— Begin —

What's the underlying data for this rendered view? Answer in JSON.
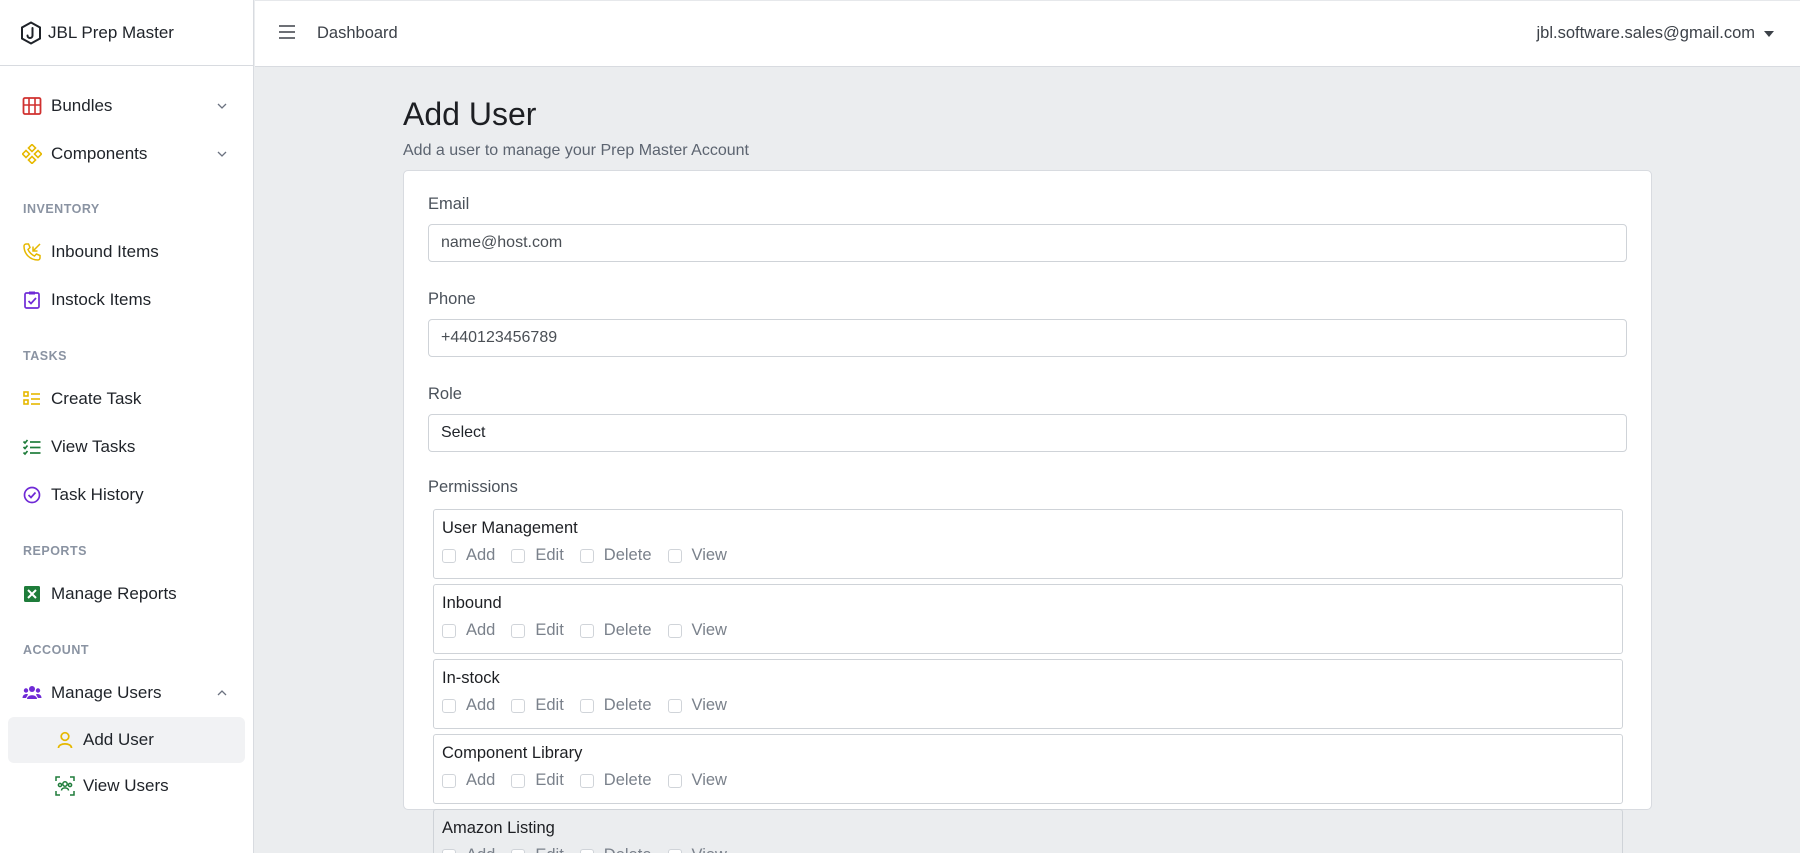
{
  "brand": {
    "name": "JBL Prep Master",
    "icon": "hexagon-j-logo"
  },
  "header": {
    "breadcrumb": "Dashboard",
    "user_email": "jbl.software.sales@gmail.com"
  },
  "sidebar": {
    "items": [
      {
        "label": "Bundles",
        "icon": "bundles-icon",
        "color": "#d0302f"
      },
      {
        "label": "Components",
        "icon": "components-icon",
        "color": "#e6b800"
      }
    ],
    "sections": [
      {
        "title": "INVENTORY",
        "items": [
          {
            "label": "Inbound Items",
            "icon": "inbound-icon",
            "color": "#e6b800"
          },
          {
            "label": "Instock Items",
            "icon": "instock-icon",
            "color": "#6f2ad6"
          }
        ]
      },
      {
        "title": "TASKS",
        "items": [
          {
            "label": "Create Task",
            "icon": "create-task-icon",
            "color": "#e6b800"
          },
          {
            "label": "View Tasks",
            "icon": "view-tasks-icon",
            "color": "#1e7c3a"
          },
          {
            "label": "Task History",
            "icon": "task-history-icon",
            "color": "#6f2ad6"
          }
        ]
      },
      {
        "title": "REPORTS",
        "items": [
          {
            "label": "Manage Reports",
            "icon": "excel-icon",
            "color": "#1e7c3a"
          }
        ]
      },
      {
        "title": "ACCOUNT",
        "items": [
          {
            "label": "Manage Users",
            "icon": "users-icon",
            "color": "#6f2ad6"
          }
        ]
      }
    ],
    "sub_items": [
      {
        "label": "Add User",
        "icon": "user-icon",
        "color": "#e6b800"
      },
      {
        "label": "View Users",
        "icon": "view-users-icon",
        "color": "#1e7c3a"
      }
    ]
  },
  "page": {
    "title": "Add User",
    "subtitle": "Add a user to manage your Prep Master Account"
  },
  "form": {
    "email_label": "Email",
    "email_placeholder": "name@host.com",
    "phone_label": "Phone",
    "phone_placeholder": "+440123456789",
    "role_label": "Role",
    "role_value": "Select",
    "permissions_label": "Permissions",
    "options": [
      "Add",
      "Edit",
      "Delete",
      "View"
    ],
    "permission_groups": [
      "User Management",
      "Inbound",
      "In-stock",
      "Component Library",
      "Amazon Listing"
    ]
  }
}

— End —

▶ _WHAT YOU HAVE TO DO_
Restate the whole of the material word for word without the pictures.

▶ _WRITTEN REPLY_
What's the underlying data for this rendered view? Answer in JSON.
{
  "brand": {
    "name": "JBL Prep Master",
    "icon": "hexagon-j-logo"
  },
  "header": {
    "breadcrumb": "Dashboard",
    "user_email": "jbl.software.sales@gmail.com"
  },
  "sidebar": {
    "items": [
      {
        "label": "Bundles",
        "icon": "bundles-icon",
        "color": "#d0302f"
      },
      {
        "label": "Components",
        "icon": "components-icon",
        "color": "#e6b800"
      }
    ],
    "sections": [
      {
        "title": "INVENTORY",
        "items": [
          {
            "label": "Inbound Items",
            "icon": "inbound-icon",
            "color": "#e6b800"
          },
          {
            "label": "Instock Items",
            "icon": "instock-icon",
            "color": "#6f2ad6"
          }
        ]
      },
      {
        "title": "TASKS",
        "items": [
          {
            "label": "Create Task",
            "icon": "create-task-icon",
            "color": "#e6b800"
          },
          {
            "label": "View Tasks",
            "icon": "view-tasks-icon",
            "color": "#1e7c3a"
          },
          {
            "label": "Task History",
            "icon": "task-history-icon",
            "color": "#6f2ad6"
          }
        ]
      },
      {
        "title": "REPORTS",
        "items": [
          {
            "label": "Manage Reports",
            "icon": "excel-icon",
            "color": "#1e7c3a"
          }
        ]
      },
      {
        "title": "ACCOUNT",
        "items": [
          {
            "label": "Manage Users",
            "icon": "users-icon",
            "color": "#6f2ad6"
          }
        ]
      }
    ],
    "sub_items": [
      {
        "label": "Add User",
        "icon": "user-icon",
        "color": "#e6b800"
      },
      {
        "label": "View Users",
        "icon": "view-users-icon",
        "color": "#1e7c3a"
      }
    ]
  },
  "page": {
    "title": "Add User",
    "subtitle": "Add a user to manage your Prep Master Account"
  },
  "form": {
    "email_label": "Email",
    "email_placeholder": "name@host.com",
    "phone_label": "Phone",
    "phone_placeholder": "+440123456789",
    "role_label": "Role",
    "role_value": "Select",
    "permissions_label": "Permissions",
    "options": [
      "Add",
      "Edit",
      "Delete",
      "View"
    ],
    "permission_groups": [
      "User Management",
      "Inbound",
      "In-stock",
      "Component Library",
      "Amazon Listing"
    ]
  }
}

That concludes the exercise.